[Dataset items]
⁂
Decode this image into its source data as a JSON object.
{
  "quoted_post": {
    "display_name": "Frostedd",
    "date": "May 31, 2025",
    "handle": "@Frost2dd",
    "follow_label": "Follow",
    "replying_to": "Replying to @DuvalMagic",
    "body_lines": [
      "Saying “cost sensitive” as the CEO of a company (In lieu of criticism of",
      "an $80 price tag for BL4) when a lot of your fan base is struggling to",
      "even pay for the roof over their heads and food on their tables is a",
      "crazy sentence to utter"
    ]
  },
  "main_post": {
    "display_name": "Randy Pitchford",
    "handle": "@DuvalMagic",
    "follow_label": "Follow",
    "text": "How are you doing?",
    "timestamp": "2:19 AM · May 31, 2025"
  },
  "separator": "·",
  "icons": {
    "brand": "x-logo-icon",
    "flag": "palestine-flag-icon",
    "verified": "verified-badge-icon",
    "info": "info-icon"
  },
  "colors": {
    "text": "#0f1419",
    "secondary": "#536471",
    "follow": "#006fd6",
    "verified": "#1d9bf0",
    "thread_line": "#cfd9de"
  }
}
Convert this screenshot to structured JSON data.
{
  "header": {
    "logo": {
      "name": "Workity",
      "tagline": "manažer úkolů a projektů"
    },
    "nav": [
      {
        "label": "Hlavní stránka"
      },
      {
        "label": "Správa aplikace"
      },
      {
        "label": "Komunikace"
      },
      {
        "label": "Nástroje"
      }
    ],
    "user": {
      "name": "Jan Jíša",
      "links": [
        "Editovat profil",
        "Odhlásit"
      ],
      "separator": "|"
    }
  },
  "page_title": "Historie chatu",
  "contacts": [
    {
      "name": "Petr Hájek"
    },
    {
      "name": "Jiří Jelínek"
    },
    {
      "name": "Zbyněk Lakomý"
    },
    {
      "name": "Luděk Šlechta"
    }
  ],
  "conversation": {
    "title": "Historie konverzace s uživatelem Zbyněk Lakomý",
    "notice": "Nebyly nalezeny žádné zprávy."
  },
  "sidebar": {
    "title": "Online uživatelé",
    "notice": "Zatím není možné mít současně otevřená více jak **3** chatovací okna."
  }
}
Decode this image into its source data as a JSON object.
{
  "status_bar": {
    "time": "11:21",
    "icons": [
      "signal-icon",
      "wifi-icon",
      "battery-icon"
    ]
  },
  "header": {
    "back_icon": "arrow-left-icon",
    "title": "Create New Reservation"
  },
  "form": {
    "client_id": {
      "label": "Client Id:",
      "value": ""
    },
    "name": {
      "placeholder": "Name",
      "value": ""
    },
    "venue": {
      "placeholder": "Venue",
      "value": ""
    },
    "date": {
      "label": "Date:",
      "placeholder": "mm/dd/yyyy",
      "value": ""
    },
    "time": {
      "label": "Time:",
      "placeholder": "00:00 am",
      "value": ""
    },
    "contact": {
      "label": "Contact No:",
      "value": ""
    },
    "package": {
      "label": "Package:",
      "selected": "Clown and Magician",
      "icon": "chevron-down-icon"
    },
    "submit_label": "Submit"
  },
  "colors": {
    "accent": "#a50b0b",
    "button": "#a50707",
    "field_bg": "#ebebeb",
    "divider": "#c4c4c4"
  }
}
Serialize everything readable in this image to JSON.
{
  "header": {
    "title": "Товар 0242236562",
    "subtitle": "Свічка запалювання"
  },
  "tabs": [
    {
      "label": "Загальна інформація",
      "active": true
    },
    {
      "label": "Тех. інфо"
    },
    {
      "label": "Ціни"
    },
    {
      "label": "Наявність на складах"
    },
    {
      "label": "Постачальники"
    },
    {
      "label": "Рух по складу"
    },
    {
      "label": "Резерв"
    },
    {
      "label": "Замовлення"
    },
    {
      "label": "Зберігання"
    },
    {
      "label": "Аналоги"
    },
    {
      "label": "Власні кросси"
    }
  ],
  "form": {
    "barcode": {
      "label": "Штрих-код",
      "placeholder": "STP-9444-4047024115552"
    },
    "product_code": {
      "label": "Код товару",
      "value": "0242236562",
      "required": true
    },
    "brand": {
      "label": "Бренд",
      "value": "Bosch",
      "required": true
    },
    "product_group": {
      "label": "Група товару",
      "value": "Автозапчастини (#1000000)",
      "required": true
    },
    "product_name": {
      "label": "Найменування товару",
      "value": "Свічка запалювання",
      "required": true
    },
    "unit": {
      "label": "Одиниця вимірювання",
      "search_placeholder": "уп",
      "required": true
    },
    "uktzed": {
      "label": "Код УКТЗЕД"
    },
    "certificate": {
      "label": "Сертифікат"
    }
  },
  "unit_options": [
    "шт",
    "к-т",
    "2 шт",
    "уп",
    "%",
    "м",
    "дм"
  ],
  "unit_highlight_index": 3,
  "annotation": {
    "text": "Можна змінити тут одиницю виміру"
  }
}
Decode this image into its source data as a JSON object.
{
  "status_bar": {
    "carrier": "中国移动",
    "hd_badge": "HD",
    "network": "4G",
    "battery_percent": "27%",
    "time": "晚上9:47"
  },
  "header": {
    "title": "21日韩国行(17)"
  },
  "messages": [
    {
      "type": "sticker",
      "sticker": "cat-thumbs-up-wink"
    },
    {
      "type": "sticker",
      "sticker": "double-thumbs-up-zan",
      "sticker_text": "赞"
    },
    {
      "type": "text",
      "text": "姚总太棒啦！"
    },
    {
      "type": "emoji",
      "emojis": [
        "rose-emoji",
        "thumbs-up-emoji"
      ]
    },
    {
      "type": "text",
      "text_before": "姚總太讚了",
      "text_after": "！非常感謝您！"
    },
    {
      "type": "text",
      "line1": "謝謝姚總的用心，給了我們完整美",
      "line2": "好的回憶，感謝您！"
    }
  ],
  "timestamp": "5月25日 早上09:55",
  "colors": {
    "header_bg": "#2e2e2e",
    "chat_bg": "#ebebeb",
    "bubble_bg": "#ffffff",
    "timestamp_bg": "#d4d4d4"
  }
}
⁂
In the entries above, identify every line with the string "товару".

      "label": "Код товару",
      "label": "Група товару",
      "label": "Найменування товару",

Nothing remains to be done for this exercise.